- _Task prompt_:
Using the listing below, extract each line that has the word "step" in it.

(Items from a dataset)
· · ·

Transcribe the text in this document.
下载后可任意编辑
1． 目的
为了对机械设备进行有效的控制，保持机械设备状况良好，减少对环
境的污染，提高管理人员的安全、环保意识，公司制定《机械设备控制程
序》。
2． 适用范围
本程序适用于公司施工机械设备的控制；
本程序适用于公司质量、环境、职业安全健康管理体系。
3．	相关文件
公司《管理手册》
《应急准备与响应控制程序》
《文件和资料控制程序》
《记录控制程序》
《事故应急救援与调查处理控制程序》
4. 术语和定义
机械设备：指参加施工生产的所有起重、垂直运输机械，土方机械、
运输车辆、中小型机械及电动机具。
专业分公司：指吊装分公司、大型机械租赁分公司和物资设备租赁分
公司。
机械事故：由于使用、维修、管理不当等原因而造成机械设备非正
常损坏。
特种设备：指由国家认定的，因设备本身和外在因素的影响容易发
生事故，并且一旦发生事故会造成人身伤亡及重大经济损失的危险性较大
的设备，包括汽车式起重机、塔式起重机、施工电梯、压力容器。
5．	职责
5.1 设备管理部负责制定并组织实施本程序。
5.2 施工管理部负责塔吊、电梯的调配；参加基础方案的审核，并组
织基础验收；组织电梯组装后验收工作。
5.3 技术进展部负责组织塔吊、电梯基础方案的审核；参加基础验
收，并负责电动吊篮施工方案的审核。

· · ·

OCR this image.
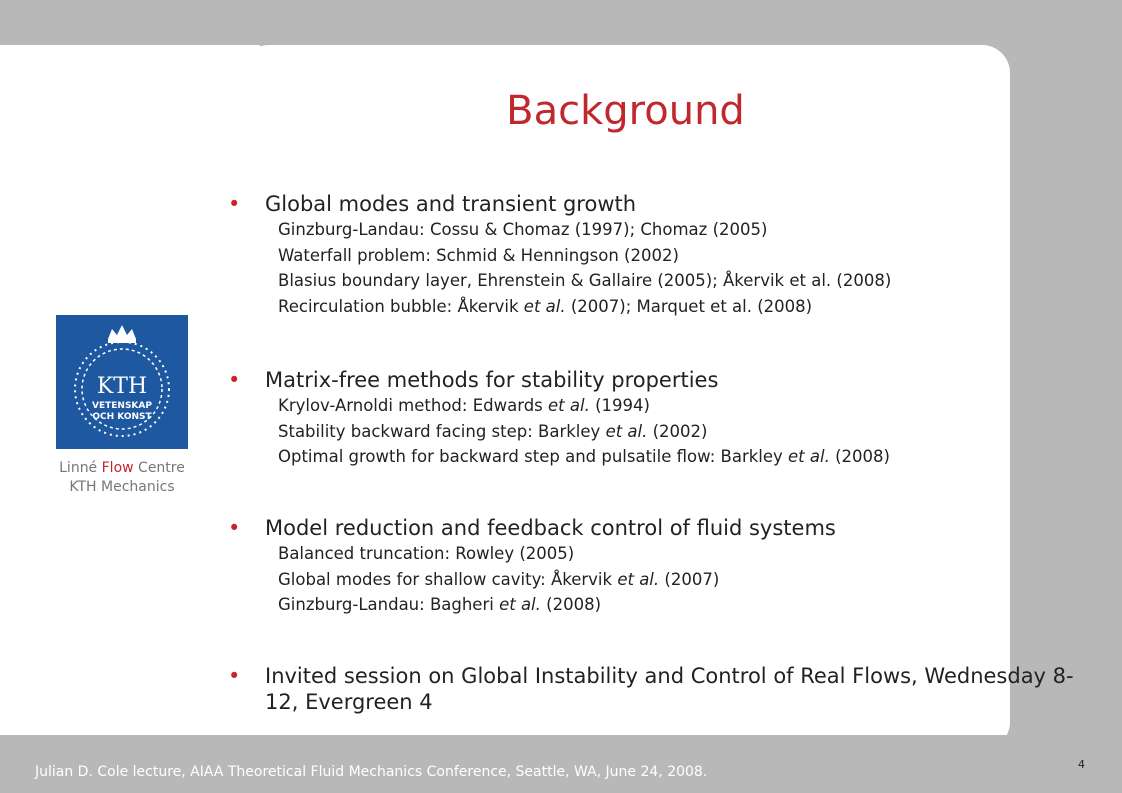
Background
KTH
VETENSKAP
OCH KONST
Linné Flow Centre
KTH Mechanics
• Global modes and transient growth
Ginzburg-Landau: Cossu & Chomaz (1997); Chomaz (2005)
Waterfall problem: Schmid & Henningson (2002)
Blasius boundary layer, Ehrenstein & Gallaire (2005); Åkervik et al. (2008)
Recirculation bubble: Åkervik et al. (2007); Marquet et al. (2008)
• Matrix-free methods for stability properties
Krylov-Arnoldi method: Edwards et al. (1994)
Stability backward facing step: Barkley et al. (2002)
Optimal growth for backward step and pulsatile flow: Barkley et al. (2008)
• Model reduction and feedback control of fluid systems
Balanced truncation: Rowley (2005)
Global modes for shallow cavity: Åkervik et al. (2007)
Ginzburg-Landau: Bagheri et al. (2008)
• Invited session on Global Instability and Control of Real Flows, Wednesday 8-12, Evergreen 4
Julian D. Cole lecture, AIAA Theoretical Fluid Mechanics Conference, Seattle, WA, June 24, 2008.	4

· · ·

- _Task answer_:
Stability backward facing step: Barkley et al. (2002)
Optimal growth for backward step and pulsatile flow: Barkley et al. (2008)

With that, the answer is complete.